EXTRAIT FOURNI →
+--

C’est décidé, elles sont prêtes à lâcher la majorité si elles peuvent continuer à piloter l’entreprise.

C’est chose faite et, pour Marion, le mariage semble bien être dans son état de grâce :

Je suis contente de mon choix parce qu’elles vont nous aider à faire de la rentabilité et du chiffre tout en respectant nos valeurs. Cela fait deux mois qu’on a intégré Rouge Gorge et l’intégration se passe à merveille. Tous leurs process sont certifiés B-Corp et tous leurs fournisseurs sont sélectionnés avec une vraie démarche RSE. On va continuer à piloter la boîte avec Catherine Gallais, la DG de Rouge Gorge.” conclut Marion Goilav, enchantée.

Aujourd’hui, Elia, c’est 250 000 clients, 600 000 visiteurs uniques sur le site et plus de 400 000 culottes vendues. Un sans faute, quoi.

Le témoignage de Marion Goilav face au sexisme… Et ses conseils aux femmes porteuses de projet

Pendant notre entretien, Marion Goilav a eu cette phrase :

“Depuis l’époque où j’étais stagiaire jusqu’aujourd’hui, il n’y a pas eu un seul évènement professionnel dans lequel je n’ai pas reçu au moins une remarque sexiste.”

Alors on a voulu en savoir plus, et on n’a pas été déçus… Florilège.

1/ “En stage, j’entre en réunion, et il se trouve que c’est moi qui apporte les verres d’eau. Là, l’un des boss se lève et dit “Ah, la ptite Marion, comment elle va ? Tu es bien jolie aujourd’hui, ça te va bien comme tu es habillée vas-y, fais-moi un ptit tour !” Et moi, à 21 ans, j’ai fait le tour. Je suis rentrée chez moi et je n’en ai pas dormi, je me disais que pour lui je n’étais qu’un bout de viande, que je n’avais pas de cerveau.”

2/ “J’étais en stage chez un aviateur et l’un des directeurs technique du projet m’attendait à chaque sortie de réunion. Il savait très bien que j’allais me marier, il voulait qu’on déjeune ensemble et il usait de sa position… Le jour où je l’ai bloqué, je n’ai plus eu accès aux réunions.”

+--

MATÉRIEL RECUEILLI →
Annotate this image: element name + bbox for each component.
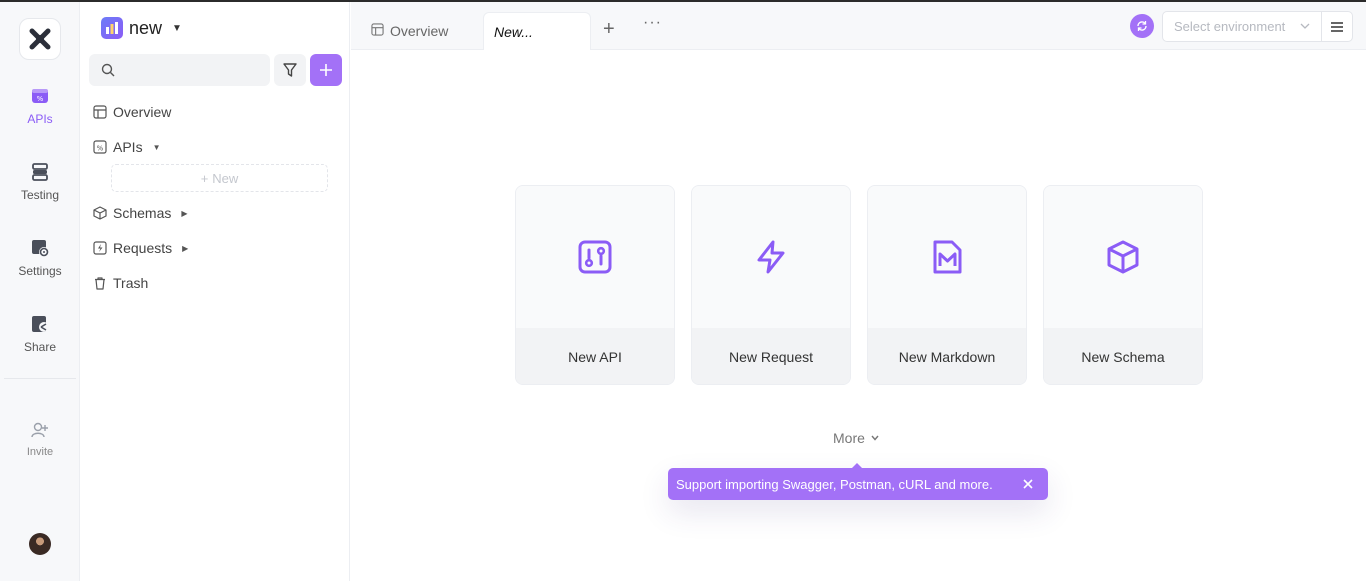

+--

OBJECTIF → Recopiez à l'identique tout le passage de l'extrait fourni, depuis « Je suis contente » jusqu'à « sans faute, quoi. » inclus.

RÉSULTAT DE L'EXERCICE →
Je suis contente de mon choix parce qu’elles vont nous aider à faire de la rentabilité et du chiffre tout en respectant nos valeurs. Cela fait deux mois qu’on a intégré Rouge Gorge et l’intégration se passe à merveille. Tous leurs process sont certifiés B-Corp et tous leurs fournisseurs sont sélectionnés avec une vraie démarche RSE. On va continuer à piloter la boîte avec Catherine Gallais, la DG de Rouge Gorge.” conclut Marion Goilav, enchantée.

Aujourd’hui, Elia, c’est 250 000 clients, 600 000 visiteurs uniques sur le site et plus de 400 000 culottes vendues. Un sans faute, quoi.